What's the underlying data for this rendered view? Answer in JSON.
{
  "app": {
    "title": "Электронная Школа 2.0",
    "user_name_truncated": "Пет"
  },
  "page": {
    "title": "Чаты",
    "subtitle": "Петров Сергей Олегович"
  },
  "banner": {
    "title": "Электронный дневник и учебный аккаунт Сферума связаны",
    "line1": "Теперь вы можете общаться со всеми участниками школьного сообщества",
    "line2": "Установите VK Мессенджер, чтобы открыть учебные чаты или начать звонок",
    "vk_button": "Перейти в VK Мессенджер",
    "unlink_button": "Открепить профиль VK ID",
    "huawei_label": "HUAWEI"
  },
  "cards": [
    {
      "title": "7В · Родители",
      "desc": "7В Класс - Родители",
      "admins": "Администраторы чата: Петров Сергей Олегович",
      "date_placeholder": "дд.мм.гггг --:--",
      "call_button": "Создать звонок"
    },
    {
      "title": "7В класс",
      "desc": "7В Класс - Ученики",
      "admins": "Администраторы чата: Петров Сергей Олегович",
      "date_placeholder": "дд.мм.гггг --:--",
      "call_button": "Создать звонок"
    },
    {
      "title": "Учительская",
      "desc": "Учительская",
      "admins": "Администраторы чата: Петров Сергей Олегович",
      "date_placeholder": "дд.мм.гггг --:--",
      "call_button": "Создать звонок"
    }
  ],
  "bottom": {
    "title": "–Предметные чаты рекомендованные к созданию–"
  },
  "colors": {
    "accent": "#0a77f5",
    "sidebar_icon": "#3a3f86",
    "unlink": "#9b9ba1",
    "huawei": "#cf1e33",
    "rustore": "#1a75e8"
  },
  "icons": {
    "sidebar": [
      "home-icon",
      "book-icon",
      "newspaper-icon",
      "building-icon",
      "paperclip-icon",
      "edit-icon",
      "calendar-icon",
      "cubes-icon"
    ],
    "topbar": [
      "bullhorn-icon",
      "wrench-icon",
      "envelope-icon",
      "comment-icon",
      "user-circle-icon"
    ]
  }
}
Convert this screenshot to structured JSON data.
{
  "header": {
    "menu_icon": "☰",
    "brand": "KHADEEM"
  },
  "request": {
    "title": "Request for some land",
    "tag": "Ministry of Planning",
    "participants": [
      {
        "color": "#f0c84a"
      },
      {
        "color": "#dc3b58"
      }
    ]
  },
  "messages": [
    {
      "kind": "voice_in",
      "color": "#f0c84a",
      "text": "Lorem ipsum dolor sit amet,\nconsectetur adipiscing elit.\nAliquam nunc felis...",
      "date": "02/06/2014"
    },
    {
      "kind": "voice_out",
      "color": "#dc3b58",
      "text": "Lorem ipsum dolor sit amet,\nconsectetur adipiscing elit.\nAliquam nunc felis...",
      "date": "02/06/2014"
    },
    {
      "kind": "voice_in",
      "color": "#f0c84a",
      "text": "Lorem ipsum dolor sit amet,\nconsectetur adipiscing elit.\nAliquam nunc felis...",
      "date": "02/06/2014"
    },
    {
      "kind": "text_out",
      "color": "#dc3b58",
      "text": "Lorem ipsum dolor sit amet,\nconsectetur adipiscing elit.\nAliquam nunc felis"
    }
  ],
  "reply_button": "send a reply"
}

TASK DETAILS: Reproduce the entries above in full by retyping them exactly.

CORRECT RESPONSE:
What's the underlying data for this rendered view? Answer in JSON.
{
  "app": {
    "title": "Электронная Школа 2.0",
    "user_name_truncated": "Пет"
  },
  "page": {
    "title": "Чаты",
    "subtitle": "Петров Сергей Олегович"
  },
  "banner": {
    "title": "Электронный дневник и учебный аккаунт Сферума связаны",
    "line1": "Теперь вы можете общаться со всеми участниками школьного сообщества",
    "line2": "Установите VK Мессенджер, чтобы открыть учебные чаты или начать звонок",
    "vk_button": "Перейти в VK Мессенджер",
    "unlink_button": "Открепить профиль VK ID",
    "huawei_label": "HUAWEI"
  },
  "cards": [
    {
      "title": "7В · Родители",
      "desc": "7В Класс - Родители",
      "admins": "Администраторы чата: Петров Сергей Олегович",
      "date_placeholder": "дд.мм.гггг --:--",
      "call_button": "Создать звонок"
    },
    {
      "title": "7В класс",
      "desc": "7В Класс - Ученики",
      "admins": "Администраторы чата: Петров Сергей Олегович",
      "date_placeholder": "дд.мм.гггг --:--",
      "call_button": "Создать звонок"
    },
    {
      "title": "Учительская",
      "desc": "Учительская",
      "admins": "Администраторы чата: Петров Сергей Олегович",
      "date_placeholder": "дд.мм.гггг --:--",
      "call_button": "Создать звонок"
    }
  ],
  "bottom": {
    "title": "–Предметные чаты рекомендованные к созданию–"
  },
  "colors": {
    "accent": "#0a77f5",
    "sidebar_icon": "#3a3f86",
    "unlink": "#9b9ba1",
    "huawei": "#cf1e33",
    "rustore": "#1a75e8"
  },
  "icons": {
    "sidebar": [
      "home-icon",
      "book-icon",
      "newspaper-icon",
      "building-icon",
      "paperclip-icon",
      "edit-icon",
      "calendar-icon",
      "cubes-icon"
    ],
    "topbar": [
      "bullhorn-icon",
      "wrench-icon",
      "envelope-icon",
      "comment-icon",
      "user-circle-icon"
    ]
  }
}
Convert this screenshot to structured JSON data.
{
  "header": {
    "menu_icon": "☰",
    "brand": "KHADEEM"
  },
  "request": {
    "title": "Request for some land",
    "tag": "Ministry of Planning",
    "participants": [
      {
        "color": "#f0c84a"
      },
      {
        "color": "#dc3b58"
      }
    ]
  },
  "messages": [
    {
      "kind": "voice_in",
      "color": "#f0c84a",
      "text": "Lorem ipsum dolor sit amet,\nconsectetur adipiscing elit.\nAliquam nunc felis...",
      "date": "02/06/2014"
    },
    {
      "kind": "voice_out",
      "color": "#dc3b58",
      "text": "Lorem ipsum dolor sit amet,\nconsectetur adipiscing elit.\nAliquam nunc felis...",
      "date": "02/06/2014"
    },
    {
      "kind": "voice_in",
      "color": "#f0c84a",
      "text": "Lorem ipsum dolor sit amet,\nconsectetur adipiscing elit.\nAliquam nunc felis...",
      "date": "02/06/2014"
    },
    {
      "kind": "text_out",
      "color": "#dc3b58",
      "text": "Lorem ipsum dolor sit amet,\nconsectetur adipiscing elit.\nAliquam nunc felis"
    }
  ],
  "reply_button": "send a reply"
}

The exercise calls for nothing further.